Figure content listings:
┌──

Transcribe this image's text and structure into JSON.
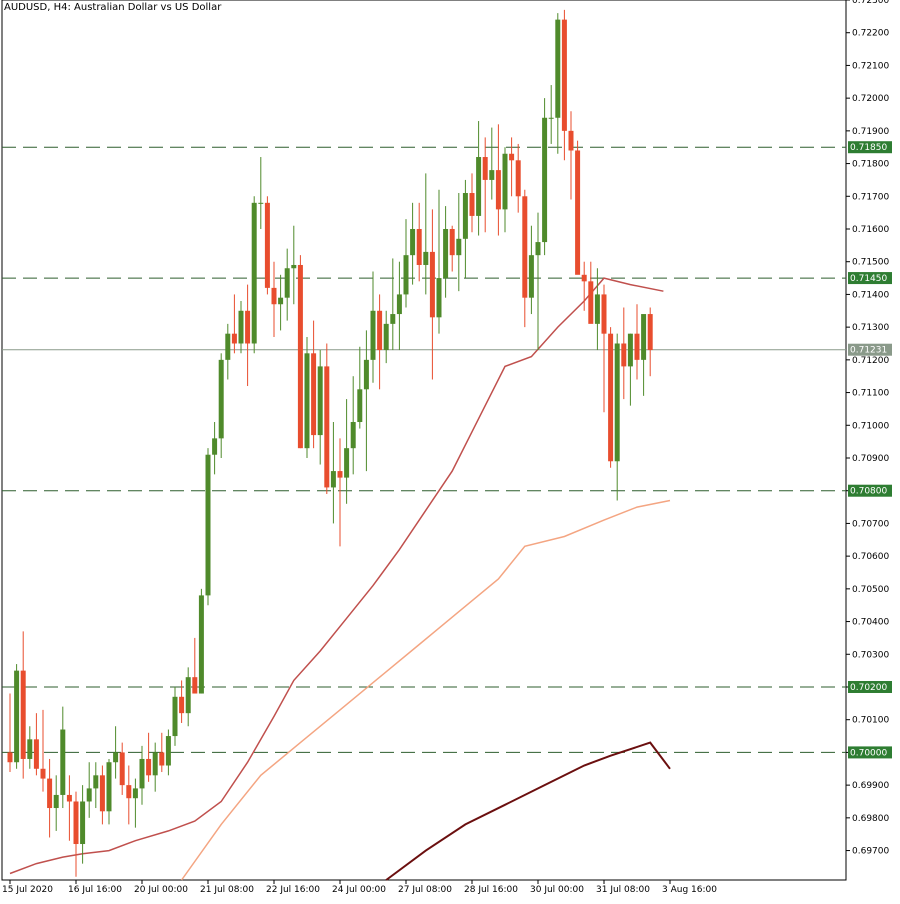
{
  "header": {
    "title": "AUDUSD, H4:  Australian Dollar vs US Dollar"
  },
  "chart_data": {
    "type": "candlestick",
    "symbol": "AUDUSD",
    "timeframe": "H4",
    "title": "AUDUSD, H4:  Australian Dollar vs US Dollar",
    "ylim": [
      0.6961,
      0.723
    ],
    "y_ticks": [
      "0.72300",
      "0.72200",
      "0.72100",
      "0.72000",
      "0.71900",
      "0.71800",
      "0.71700",
      "0.71600",
      "0.71500",
      "0.71400",
      "0.71300",
      "0.71200",
      "0.71100",
      "0.71000",
      "0.70900",
      "0.70800",
      "0.70700",
      "0.70600",
      "0.70500",
      "0.70400",
      "0.70300",
      "0.70200",
      "0.70100",
      "0.70000",
      "0.69900",
      "0.69800",
      "0.69700"
    ],
    "x_labels": [
      {
        "label": "15 Jul 2020",
        "index": 0
      },
      {
        "label": "16 Jul 16:00",
        "index": 10
      },
      {
        "label": "20 Jul 00:00",
        "index": 20
      },
      {
        "label": "21 Jul 08:00",
        "index": 30
      },
      {
        "label": "22 Jul 16:00",
        "index": 40
      },
      {
        "label": "24 Jul 00:00",
        "index": 50
      },
      {
        "label": "27 Jul 08:00",
        "index": 60
      },
      {
        "label": "28 Jul 16:00",
        "index": 70
      },
      {
        "label": "30 Jul 00:00",
        "index": 80
      },
      {
        "label": "31 Jul 08:00",
        "index": 90
      },
      {
        "label": "3 Aug 16:00",
        "index": 100
      }
    ],
    "level_lines": [
      "0.71850",
      "0.71450",
      "0.70800",
      "0.70200",
      "0.70000"
    ],
    "current_price": "0.71231",
    "bull_color": "#4f8a2b",
    "bear_color": "#e84d2e",
    "candles_ohlc": [
      [
        0.7,
        0.7018,
        0.6994,
        0.6997
      ],
      [
        0.6997,
        0.7027,
        0.6995,
        0.7025
      ],
      [
        0.7025,
        0.7037,
        0.6992,
        0.6998
      ],
      [
        0.6998,
        0.7008,
        0.6995,
        0.7004
      ],
      [
        0.7004,
        0.7012,
        0.6993,
        0.6995
      ],
      [
        0.6995,
        0.7013,
        0.6988,
        0.6992
      ],
      [
        0.6992,
        0.6998,
        0.6974,
        0.6983
      ],
      [
        0.6983,
        0.6993,
        0.6976,
        0.6987
      ],
      [
        0.6987,
        0.7014,
        0.6983,
        0.7007
      ],
      [
        0.6987,
        0.6993,
        0.6973,
        0.6985
      ],
      [
        0.6985,
        0.6988,
        0.6962,
        0.6972
      ],
      [
        0.6972,
        0.699,
        0.6966,
        0.6985
      ],
      [
        0.6985,
        0.6997,
        0.698,
        0.6989
      ],
      [
        0.6989,
        0.6997,
        0.6983,
        0.6993
      ],
      [
        0.6993,
        0.6996,
        0.6978,
        0.6982
      ],
      [
        0.6982,
        0.6998,
        0.6978,
        0.6997
      ],
      [
        0.6997,
        0.7008,
        0.6992,
        0.7
      ],
      [
        0.7,
        0.7003,
        0.6987,
        0.699
      ],
      [
        0.699,
        0.6996,
        0.6978,
        0.6986
      ],
      [
        0.6986,
        0.6992,
        0.6977,
        0.6989
      ],
      [
        0.6989,
        0.7002,
        0.6984,
        0.6998
      ],
      [
        0.6998,
        0.7006,
        0.6991,
        0.6993
      ],
      [
        0.6993,
        0.7003,
        0.6988,
        0.7
      ],
      [
        0.7,
        0.7006,
        0.6994,
        0.6996
      ],
      [
        0.6996,
        0.7007,
        0.6993,
        0.7005
      ],
      [
        0.7005,
        0.702,
        0.7002,
        0.7017
      ],
      [
        0.7017,
        0.7022,
        0.7009,
        0.7012
      ],
      [
        0.7012,
        0.7026,
        0.7008,
        0.7023
      ],
      [
        0.7023,
        0.7035,
        0.7018,
        0.7018
      ],
      [
        0.7018,
        0.705,
        0.7018,
        0.7048
      ],
      [
        0.7048,
        0.7093,
        0.7045,
        0.7091
      ],
      [
        0.7091,
        0.7101,
        0.7085,
        0.7096
      ],
      [
        0.7096,
        0.7122,
        0.709,
        0.712
      ],
      [
        0.712,
        0.7131,
        0.7114,
        0.7128
      ],
      [
        0.7128,
        0.714,
        0.7122,
        0.7125
      ],
      [
        0.7125,
        0.7138,
        0.7122,
        0.7135
      ],
      [
        0.7135,
        0.7143,
        0.7112,
        0.7125
      ],
      [
        0.7125,
        0.717,
        0.7122,
        0.7168
      ],
      [
        0.7168,
        0.7182,
        0.716,
        0.7168
      ],
      [
        0.7168,
        0.717,
        0.714,
        0.7142
      ],
      [
        0.7142,
        0.715,
        0.7127,
        0.7137
      ],
      [
        0.7137,
        0.7146,
        0.7129,
        0.7139
      ],
      [
        0.7139,
        0.7154,
        0.7132,
        0.7148
      ],
      [
        0.7148,
        0.7161,
        0.7137,
        0.7149
      ],
      [
        0.7149,
        0.7152,
        0.7093,
        0.7093
      ],
      [
        0.7093,
        0.7127,
        0.709,
        0.7122
      ],
      [
        0.7122,
        0.7132,
        0.7093,
        0.7097
      ],
      [
        0.7097,
        0.7123,
        0.7088,
        0.7118
      ],
      [
        0.7118,
        0.7125,
        0.7079,
        0.7081
      ],
      [
        0.7081,
        0.7101,
        0.707,
        0.7086
      ],
      [
        0.7086,
        0.7096,
        0.7063,
        0.7084
      ],
      [
        0.7084,
        0.7108,
        0.7076,
        0.7093
      ],
      [
        0.7093,
        0.7115,
        0.7085,
        0.7101
      ],
      [
        0.7101,
        0.7124,
        0.7099,
        0.7111
      ],
      [
        0.7111,
        0.7129,
        0.7086,
        0.712
      ],
      [
        0.712,
        0.7147,
        0.7113,
        0.7135
      ],
      [
        0.7135,
        0.714,
        0.7111,
        0.7123
      ],
      [
        0.7123,
        0.7135,
        0.7119,
        0.7131
      ],
      [
        0.7131,
        0.7151,
        0.7123,
        0.7134
      ],
      [
        0.7134,
        0.715,
        0.7123,
        0.714
      ],
      [
        0.714,
        0.7163,
        0.7136,
        0.7152
      ],
      [
        0.7152,
        0.7168,
        0.7143,
        0.716
      ],
      [
        0.716,
        0.7168,
        0.7144,
        0.7149
      ],
      [
        0.7149,
        0.7177,
        0.714,
        0.7153
      ],
      [
        0.7153,
        0.7166,
        0.7114,
        0.7133
      ],
      [
        0.7133,
        0.7172,
        0.7128,
        0.7145
      ],
      [
        0.7145,
        0.7167,
        0.7139,
        0.716
      ],
      [
        0.716,
        0.7161,
        0.7147,
        0.7152
      ],
      [
        0.7152,
        0.7171,
        0.7141,
        0.7157
      ],
      [
        0.7157,
        0.7175,
        0.7145,
        0.7171
      ],
      [
        0.7171,
        0.7177,
        0.7159,
        0.7164
      ],
      [
        0.7164,
        0.7193,
        0.7158,
        0.7182
      ],
      [
        0.7182,
        0.7188,
        0.7159,
        0.7175
      ],
      [
        0.7175,
        0.7191,
        0.7169,
        0.7178
      ],
      [
        0.7178,
        0.7192,
        0.7158,
        0.7166
      ],
      [
        0.7166,
        0.7185,
        0.7159,
        0.7183
      ],
      [
        0.7183,
        0.7188,
        0.717,
        0.7181
      ],
      [
        0.7181,
        0.7186,
        0.7165,
        0.717
      ],
      [
        0.717,
        0.7172,
        0.713,
        0.7139
      ],
      [
        0.7139,
        0.7161,
        0.7134,
        0.7152
      ],
      [
        0.7152,
        0.7165,
        0.7123,
        0.7156
      ],
      [
        0.7156,
        0.72,
        0.7152,
        0.7194
      ],
      [
        0.7194,
        0.7204,
        0.7186,
        0.7194
      ],
      [
        0.7194,
        0.7226,
        0.7183,
        0.7224
      ],
      [
        0.7224,
        0.7227,
        0.7181,
        0.719
      ],
      [
        0.719,
        0.7196,
        0.7169,
        0.7184
      ],
      [
        0.7184,
        0.7187,
        0.7149,
        0.7146
      ],
      [
        0.7146,
        0.715,
        0.7135,
        0.7144
      ],
      [
        0.7144,
        0.715,
        0.7132,
        0.7131
      ],
      [
        0.7131,
        0.7148,
        0.7123,
        0.714
      ],
      [
        0.714,
        0.7143,
        0.7104,
        0.7128
      ],
      [
        0.7128,
        0.713,
        0.7087,
        0.7089
      ],
      [
        0.7089,
        0.7128,
        0.7077,
        0.7125
      ],
      [
        0.7125,
        0.7136,
        0.7108,
        0.7118
      ],
      [
        0.7118,
        0.7128,
        0.7106,
        0.7128
      ],
      [
        0.7128,
        0.7137,
        0.7114,
        0.712
      ],
      [
        0.712,
        0.7133,
        0.7109,
        0.7134
      ],
      [
        0.7134,
        0.7136,
        0.7115,
        0.7123
      ]
    ],
    "moving_averages": [
      {
        "color": "#c0504d",
        "points": [
          [
            0,
            0.6963
          ],
          [
            4,
            0.6966
          ],
          [
            8,
            0.6968
          ],
          [
            11,
            0.6969
          ],
          [
            15,
            0.697
          ],
          [
            19,
            0.6973
          ],
          [
            24,
            0.6976
          ],
          [
            28,
            0.6979
          ],
          [
            32,
            0.6985
          ],
          [
            36,
            0.6997
          ],
          [
            40,
            0.7011
          ],
          [
            43,
            0.7022
          ],
          [
            47,
            0.7031
          ],
          [
            51,
            0.7041
          ],
          [
            55,
            0.7051
          ],
          [
            59,
            0.7062
          ],
          [
            63,
            0.7074
          ],
          [
            67,
            0.7086
          ],
          [
            71,
            0.7102
          ],
          [
            75,
            0.7118
          ],
          [
            79,
            0.7121
          ],
          [
            83,
            0.713
          ],
          [
            87,
            0.7138
          ],
          [
            90,
            0.7145
          ],
          [
            94,
            0.7143
          ],
          [
            99,
            0.7141
          ]
        ]
      },
      {
        "color": "#f4a582",
        "points": [
          [
            26,
            0.6961
          ],
          [
            32,
            0.6978
          ],
          [
            38,
            0.6993
          ],
          [
            44,
            0.7003
          ],
          [
            50,
            0.7013
          ],
          [
            56,
            0.7023
          ],
          [
            62,
            0.7033
          ],
          [
            68,
            0.7043
          ],
          [
            74,
            0.7053
          ],
          [
            78,
            0.7063
          ],
          [
            84,
            0.7066
          ],
          [
            90,
            0.7071
          ],
          [
            95,
            0.7075
          ],
          [
            100,
            0.7077
          ]
        ]
      },
      {
        "color": "#6b0f0f",
        "points": [
          [
            57,
            0.6961
          ],
          [
            63,
            0.697
          ],
          [
            69,
            0.6978
          ],
          [
            75,
            0.6984
          ],
          [
            81,
            0.699
          ],
          [
            87,
            0.6996
          ],
          [
            91,
            0.6999
          ],
          [
            97,
            0.7003
          ],
          [
            100,
            0.6995
          ]
        ]
      }
    ]
  }
}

└──

Each line that has the word "title" should be copied.

Solved exercise:
    "title": "AUDUSD, H4:  Australian Dollar vs US Dollar"
    "title": "AUDUSD, H4:  Australian Dollar vs US Dollar",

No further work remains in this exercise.